### What to produce
Show each line from the listing that includes the word "연합회의".

### Materials provided

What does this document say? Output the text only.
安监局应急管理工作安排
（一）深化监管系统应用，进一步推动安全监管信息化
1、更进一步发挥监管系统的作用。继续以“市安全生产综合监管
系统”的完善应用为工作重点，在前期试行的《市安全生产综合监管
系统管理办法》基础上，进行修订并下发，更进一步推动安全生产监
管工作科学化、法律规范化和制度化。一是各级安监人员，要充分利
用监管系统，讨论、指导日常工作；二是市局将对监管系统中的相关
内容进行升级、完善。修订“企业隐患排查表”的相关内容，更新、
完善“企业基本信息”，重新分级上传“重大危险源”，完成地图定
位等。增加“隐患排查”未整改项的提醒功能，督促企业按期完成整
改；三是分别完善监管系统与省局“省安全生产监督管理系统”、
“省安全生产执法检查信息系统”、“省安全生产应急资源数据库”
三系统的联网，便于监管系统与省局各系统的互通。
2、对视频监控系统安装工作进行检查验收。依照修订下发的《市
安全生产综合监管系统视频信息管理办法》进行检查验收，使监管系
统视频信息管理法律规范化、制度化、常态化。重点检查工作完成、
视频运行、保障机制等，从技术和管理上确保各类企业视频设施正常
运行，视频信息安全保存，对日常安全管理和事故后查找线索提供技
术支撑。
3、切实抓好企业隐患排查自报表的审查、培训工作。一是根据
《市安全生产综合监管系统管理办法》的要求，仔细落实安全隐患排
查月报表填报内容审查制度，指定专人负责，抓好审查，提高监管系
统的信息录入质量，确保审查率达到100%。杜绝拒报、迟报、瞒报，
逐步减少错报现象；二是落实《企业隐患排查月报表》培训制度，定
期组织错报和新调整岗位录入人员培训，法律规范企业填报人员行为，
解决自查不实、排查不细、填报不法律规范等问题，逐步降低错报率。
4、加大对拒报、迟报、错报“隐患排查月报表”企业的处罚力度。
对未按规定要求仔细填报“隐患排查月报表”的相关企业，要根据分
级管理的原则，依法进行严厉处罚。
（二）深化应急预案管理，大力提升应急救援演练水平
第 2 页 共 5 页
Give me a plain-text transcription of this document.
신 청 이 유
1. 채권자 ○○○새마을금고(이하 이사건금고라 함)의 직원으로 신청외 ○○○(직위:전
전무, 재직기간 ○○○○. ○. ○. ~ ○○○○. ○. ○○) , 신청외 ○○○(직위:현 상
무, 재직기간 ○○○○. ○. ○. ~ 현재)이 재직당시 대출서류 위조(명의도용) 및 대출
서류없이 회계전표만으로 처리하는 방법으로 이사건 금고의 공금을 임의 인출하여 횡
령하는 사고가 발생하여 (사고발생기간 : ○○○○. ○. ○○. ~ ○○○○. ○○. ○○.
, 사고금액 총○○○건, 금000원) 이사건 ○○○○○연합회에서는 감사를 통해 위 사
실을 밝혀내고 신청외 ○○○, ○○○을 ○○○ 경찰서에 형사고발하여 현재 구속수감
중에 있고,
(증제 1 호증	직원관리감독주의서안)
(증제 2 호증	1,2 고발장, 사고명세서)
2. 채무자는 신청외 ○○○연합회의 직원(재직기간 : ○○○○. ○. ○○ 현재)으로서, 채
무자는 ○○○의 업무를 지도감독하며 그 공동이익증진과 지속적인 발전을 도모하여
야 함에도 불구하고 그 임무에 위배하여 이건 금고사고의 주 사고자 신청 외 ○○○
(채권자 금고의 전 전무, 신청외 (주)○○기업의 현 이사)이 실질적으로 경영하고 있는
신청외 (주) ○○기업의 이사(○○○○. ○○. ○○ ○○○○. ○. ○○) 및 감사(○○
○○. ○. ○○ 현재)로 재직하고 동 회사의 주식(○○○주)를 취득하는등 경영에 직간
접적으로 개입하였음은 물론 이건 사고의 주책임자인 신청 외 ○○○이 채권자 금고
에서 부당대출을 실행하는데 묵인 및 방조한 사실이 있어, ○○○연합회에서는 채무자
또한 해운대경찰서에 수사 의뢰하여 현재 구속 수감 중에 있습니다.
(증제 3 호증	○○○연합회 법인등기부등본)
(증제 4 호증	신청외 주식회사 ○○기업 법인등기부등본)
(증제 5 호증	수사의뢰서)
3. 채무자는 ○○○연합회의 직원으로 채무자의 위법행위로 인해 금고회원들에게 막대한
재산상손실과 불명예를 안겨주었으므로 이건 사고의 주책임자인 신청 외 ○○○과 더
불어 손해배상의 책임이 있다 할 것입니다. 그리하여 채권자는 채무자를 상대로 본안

### Finished exercise
2. 채무자는 신청외 ○○○연합회의 직원(재직기간 : ○○○○. ○. ○○ 현재)으로서, 채
3. 채무자는 ○○○연합회의 직원으로 채무자의 위법행위로 인해 금고회원들에게 막대한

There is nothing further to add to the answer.